L’amitié entre Paul Ricœur et Roger Mehl, ou Pierre Burgelin, professeur de philosophie de la religion à la Faculté de Théologie Protestante, a grandement facilité l’acclimatation, dans le milieu des chercheurs en sociologie des religions, des études d’herméneutique et de l’attention méthodologique et déontologique toute particulière requise par les questions de sens. Avant de préciser quelque peu les outils théoriques d’origine herméneutique que se sont approprié nombre de collaborateurs de la RHPR, il faut revenir un instant sur nos notations liminaires relatives à la mesure de la place de la sociologie dans les pages de la Revue. Pour situer la difficulté d’une telle mesure, il n’est que de songer à la production intellectuelle de Paul Ricœur, lui aussi auteur d’articles publiés dans la Revue4, qui se tient au carrefour des différentes « sciences humaines », à une époque où, si leur tendance à se différencier est manifeste, leur séparation institutionnelle n’est pas encore consommée. À l’époque où Ricœur enseigne la philosophie, il n’est pas anecdotique de le rappeler, les études de philosophie, pour un étudiant ayant choisi cette discipline, sont faites, pour moitié, d’enseignements de philosophie – stricto sensu, si l’on ose dire – et, pour un quart, de sociologie, et pour l’autre quart, de psychologie. À Strasbourg, Ricœur enseignait l’histoire de la philosophie. L’ensemble de ses recherches relevait en fait plutôt de ce que l’on appelait alors « philosophie générale » ; trop générale pour que, très tôt, le philosophe n’ait pas tenu à circonscrire des « objets » plus déterminés, assez déterminés pour que, dans leur étude, le chercheur soit obligé à la plus grande rigueur possible. C’est ainsi que, face à l’immensité du problème de l’interprétation, le philosophe a choisi de se confronter à des questions délimitées telles que l’interprétation du mythe, la métaphore, la narration et la fiction, etc., tous objets qui font également partie, ou du domaine d’étude de tous les chercheurs en sciences humaines, ou de leur outillage analytique.

Relevés des zones de mise en page
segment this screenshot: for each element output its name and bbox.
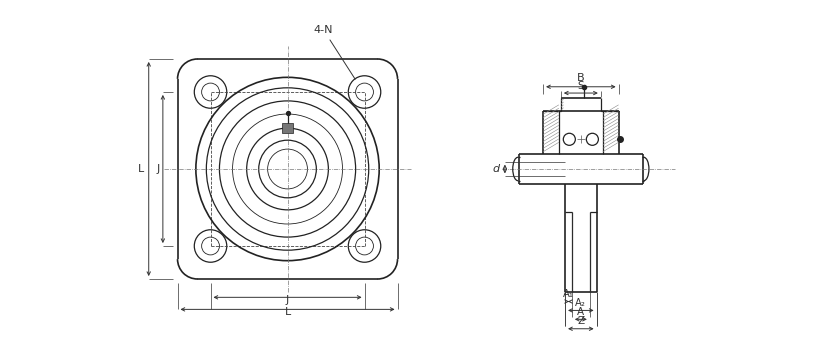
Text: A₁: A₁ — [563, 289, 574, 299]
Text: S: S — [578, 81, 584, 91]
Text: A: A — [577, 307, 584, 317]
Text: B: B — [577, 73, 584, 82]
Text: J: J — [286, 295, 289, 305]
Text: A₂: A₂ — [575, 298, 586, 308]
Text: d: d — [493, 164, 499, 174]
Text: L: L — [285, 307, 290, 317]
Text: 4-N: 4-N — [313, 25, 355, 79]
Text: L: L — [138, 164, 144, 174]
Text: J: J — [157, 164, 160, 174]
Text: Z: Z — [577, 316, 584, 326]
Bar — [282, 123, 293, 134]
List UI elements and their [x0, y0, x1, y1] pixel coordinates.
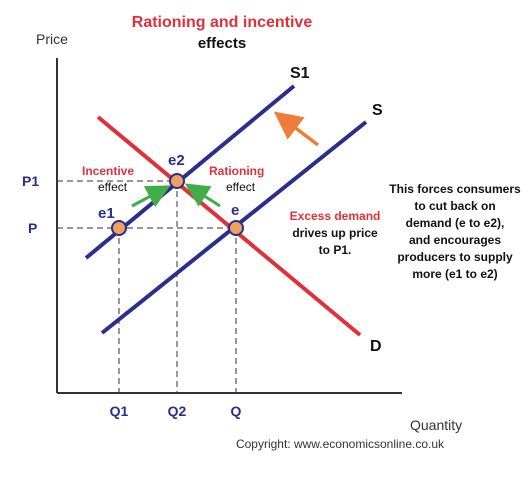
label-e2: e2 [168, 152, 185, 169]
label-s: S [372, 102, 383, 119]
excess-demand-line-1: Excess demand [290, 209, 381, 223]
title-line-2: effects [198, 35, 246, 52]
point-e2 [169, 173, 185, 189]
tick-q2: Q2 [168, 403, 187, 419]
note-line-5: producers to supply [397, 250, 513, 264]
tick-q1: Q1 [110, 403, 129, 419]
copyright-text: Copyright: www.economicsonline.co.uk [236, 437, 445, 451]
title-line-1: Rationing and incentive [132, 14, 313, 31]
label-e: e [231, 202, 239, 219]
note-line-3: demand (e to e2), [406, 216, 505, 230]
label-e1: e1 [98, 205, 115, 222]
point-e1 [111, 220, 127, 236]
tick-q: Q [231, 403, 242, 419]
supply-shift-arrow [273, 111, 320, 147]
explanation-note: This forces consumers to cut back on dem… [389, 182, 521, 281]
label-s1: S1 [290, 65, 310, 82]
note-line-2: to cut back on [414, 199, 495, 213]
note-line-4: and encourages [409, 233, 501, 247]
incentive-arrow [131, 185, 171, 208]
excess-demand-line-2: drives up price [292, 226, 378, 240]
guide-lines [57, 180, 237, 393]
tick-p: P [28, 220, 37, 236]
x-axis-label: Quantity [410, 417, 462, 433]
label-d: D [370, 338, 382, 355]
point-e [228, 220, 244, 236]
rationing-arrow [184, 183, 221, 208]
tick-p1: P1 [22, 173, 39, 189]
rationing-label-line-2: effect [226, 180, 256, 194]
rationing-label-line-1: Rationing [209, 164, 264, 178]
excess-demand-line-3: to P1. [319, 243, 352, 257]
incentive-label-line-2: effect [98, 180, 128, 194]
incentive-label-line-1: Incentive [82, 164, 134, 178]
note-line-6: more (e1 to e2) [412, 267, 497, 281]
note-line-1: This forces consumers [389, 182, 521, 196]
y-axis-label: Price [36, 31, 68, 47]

→ TÂCHE COURTE A
Les affirmations suivantes concordent-elles avec le passage sur Paul Ricœur ? (i) À Strasbourg, Ricœur enseignait la sociologie. (ii) Pour un étudiant en philosophie, un quart des études portait sur la psychologie. (iii) Pierre Burgelin était professeur de philosophie de la religion à la Faculté de Théologie Protestante. Répondez par oui ou non à chacune, en citant à l’identique les mots du passage qui tranchent.
→ TÂCHE COURTE B
Dans les lignes de données, recopiez le passage allant de la ligne qui contient « Text: A₁: A₁ — [563, 289, 574, 299] » jusqu’à celle qui contient « List UI elements », les deux incluses.
Ces lignes de données n’ont aucun rapport avec le passage sur Paul Ricœur.

→ RÉPONSE A
(i) Non : « À Strasbourg, Ricœur enseignait l’histoire de la philosophie. »
(ii) Oui : « pour l’autre quart, de psychologie »
(iii) Oui : « professeur de philosophie de la religion à la Faculté de Théologie Protestante »

→ RÉPONSE B
Text: A₁: A₁ — [563, 289, 574, 299]
Text: S: S — [578, 81, 584, 91]
Text: A: A — [577, 307, 584, 317]
Text: B: B — [577, 73, 584, 82]
Text: J: J — [286, 295, 289, 305]
Text: A₂: A₂ — [575, 298, 586, 308]
Text: d: d — [493, 164, 499, 174]
Text: L: L — [285, 307, 290, 317]
Text: 4-N: 4-N — [313, 25, 355, 79]
Text: L: L — [138, 164, 144, 174]
Text: J: J — [157, 164, 160, 174]
Text: Z: Z — [577, 316, 584, 326]
Bar — [282, 123, 293, 134]
List UI elements and their [x0, y0, x1, y1] pixel coordinates.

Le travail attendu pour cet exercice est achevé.